**Problem:**
Please repeat, word for word, the stretch from the start of the records through the line containing "The channel iron 53' is at (115, 215).", including that line.

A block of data

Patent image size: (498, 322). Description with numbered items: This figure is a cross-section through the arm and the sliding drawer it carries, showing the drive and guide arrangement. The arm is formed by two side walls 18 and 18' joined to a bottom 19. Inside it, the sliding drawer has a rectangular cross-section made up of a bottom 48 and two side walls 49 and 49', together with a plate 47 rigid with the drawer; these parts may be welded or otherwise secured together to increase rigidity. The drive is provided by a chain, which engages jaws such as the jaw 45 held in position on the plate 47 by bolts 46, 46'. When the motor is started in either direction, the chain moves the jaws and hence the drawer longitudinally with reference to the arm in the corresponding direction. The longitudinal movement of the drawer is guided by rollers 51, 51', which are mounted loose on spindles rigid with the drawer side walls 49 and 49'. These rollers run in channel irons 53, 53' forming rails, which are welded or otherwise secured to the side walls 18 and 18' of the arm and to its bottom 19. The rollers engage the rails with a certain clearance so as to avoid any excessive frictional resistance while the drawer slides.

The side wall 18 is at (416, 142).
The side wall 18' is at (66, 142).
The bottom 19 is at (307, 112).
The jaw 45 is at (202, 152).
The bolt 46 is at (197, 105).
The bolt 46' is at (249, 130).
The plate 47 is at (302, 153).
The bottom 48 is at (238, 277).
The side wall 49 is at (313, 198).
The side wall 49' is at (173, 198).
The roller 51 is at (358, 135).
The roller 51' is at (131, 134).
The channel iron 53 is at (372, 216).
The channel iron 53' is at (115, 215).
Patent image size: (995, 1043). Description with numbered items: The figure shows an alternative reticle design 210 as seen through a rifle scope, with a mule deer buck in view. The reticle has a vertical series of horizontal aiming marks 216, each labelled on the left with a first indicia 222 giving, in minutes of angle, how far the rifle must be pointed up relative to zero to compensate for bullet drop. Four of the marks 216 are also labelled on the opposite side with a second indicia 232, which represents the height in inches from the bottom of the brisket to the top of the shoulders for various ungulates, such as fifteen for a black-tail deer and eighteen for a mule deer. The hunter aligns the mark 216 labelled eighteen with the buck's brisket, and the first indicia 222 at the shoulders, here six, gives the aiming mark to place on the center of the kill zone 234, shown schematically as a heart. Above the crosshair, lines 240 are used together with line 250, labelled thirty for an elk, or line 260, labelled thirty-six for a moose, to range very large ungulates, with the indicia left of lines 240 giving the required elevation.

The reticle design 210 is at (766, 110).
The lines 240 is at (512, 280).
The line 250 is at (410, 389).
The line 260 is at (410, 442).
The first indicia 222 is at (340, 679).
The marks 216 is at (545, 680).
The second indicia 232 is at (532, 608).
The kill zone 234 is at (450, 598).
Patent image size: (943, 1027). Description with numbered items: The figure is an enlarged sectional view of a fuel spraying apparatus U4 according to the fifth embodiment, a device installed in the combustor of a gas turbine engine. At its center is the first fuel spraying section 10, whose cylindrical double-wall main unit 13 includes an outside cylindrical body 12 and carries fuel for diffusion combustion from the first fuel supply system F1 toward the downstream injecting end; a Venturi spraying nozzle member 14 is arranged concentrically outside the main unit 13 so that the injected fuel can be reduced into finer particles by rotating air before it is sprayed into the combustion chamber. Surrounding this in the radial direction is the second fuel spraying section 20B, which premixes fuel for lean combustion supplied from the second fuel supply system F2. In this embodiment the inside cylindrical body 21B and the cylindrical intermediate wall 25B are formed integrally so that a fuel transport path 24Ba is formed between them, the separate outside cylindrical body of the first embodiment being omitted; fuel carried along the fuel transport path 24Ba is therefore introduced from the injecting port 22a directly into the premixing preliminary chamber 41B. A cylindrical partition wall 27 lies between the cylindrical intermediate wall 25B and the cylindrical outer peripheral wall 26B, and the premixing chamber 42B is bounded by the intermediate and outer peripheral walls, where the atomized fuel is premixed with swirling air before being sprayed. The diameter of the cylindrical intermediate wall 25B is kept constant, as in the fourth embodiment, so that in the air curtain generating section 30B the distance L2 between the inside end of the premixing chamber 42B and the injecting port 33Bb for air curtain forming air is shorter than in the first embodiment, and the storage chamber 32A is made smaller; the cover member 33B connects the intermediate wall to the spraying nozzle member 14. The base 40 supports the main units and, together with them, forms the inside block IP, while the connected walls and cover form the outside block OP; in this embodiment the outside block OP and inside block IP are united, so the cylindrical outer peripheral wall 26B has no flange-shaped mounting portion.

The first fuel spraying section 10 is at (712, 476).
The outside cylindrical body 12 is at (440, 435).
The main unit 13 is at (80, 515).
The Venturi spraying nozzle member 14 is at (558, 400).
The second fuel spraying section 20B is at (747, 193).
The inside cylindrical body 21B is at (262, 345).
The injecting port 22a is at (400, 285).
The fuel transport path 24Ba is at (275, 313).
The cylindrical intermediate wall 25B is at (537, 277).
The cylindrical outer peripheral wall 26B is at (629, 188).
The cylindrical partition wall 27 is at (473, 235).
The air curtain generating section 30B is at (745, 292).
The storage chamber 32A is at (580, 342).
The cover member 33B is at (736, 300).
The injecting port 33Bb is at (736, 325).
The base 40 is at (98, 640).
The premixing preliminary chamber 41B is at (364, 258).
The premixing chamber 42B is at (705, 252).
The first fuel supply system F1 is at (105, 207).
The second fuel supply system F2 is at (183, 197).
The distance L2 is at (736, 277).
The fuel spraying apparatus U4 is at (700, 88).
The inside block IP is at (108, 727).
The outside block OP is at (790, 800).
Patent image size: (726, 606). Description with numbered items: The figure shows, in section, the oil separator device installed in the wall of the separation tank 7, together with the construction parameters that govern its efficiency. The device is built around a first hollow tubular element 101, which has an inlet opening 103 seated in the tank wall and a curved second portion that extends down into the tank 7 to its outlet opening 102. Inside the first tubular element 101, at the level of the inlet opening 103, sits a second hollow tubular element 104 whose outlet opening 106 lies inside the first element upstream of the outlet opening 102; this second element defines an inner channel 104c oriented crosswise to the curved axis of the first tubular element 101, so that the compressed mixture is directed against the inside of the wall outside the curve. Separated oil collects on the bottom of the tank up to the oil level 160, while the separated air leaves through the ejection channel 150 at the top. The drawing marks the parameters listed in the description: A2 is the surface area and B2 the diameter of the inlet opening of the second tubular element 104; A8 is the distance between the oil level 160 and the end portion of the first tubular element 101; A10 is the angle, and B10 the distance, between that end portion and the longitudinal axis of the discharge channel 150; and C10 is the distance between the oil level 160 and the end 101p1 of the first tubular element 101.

**Response:**
Patent image size: (498, 322). Description with numbered items: This figure is a cross-section through the arm and the sliding drawer it carries, showing the drive and guide arrangement. The arm is formed by two side walls 18 and 18' joined to a bottom 19. Inside it, the sliding drawer has a rectangular cross-section made up of a bottom 48 and two side walls 49 and 49', together with a plate 47 rigid with the drawer; these parts may be welded or otherwise secured together to increase rigidity. The drive is provided by a chain, which engages jaws such as the jaw 45 held in position on the plate 47 by bolts 46, 46'. When the motor is started in either direction, the chain moves the jaws and hence the drawer longitudinally with reference to the arm in the corresponding direction. The longitudinal movement of the drawer is guided by rollers 51, 51', which are mounted loose on spindles rigid with the drawer side walls 49 and 49'. These rollers run in channel irons 53, 53' forming rails, which are welded or otherwise secured to the side walls 18 and 18' of the arm and to its bottom 19. The rollers engage the rails with a certain clearance so as to avoid any excessive frictional resistance while the drawer slides.

The side wall 18 is at (416, 142).
The side wall 18' is at (66, 142).
The bottom 19 is at (307, 112).
The jaw 45 is at (202, 152).
The bolt 46 is at (197, 105).
The bolt 46' is at (249, 130).
The plate 47 is at (302, 153).
The bottom 48 is at (238, 277).
The side wall 49 is at (313, 198).
The side wall 49' is at (173, 198).
The roller 51 is at (358, 135).
The roller 51' is at (131, 134).
The channel iron 53 is at (372, 216).
The channel iron 53' is at (115, 215).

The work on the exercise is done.